What the task requires:
Report how many lines in the records below contain the word "color". Give only the number.

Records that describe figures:
begin
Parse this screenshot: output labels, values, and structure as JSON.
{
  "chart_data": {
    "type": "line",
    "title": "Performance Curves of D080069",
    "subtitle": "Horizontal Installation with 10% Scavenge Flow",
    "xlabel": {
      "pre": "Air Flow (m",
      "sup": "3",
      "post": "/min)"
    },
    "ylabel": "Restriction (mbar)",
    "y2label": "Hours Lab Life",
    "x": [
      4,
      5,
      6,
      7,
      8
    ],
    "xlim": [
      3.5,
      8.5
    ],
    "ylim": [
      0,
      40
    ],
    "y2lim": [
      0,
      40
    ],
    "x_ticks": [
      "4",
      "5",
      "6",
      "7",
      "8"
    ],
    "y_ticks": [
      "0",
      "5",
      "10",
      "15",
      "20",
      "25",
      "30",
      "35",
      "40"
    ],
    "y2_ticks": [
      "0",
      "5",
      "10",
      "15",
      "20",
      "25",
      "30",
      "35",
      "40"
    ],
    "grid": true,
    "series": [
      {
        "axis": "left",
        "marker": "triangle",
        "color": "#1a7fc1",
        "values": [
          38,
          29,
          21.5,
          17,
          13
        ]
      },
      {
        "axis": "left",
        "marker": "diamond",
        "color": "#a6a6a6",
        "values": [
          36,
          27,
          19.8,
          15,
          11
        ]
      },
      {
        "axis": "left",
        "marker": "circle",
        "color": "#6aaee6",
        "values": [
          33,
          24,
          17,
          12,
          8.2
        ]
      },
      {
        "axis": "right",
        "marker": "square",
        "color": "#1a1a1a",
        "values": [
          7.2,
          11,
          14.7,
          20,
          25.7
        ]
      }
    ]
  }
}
end
Full solution:
4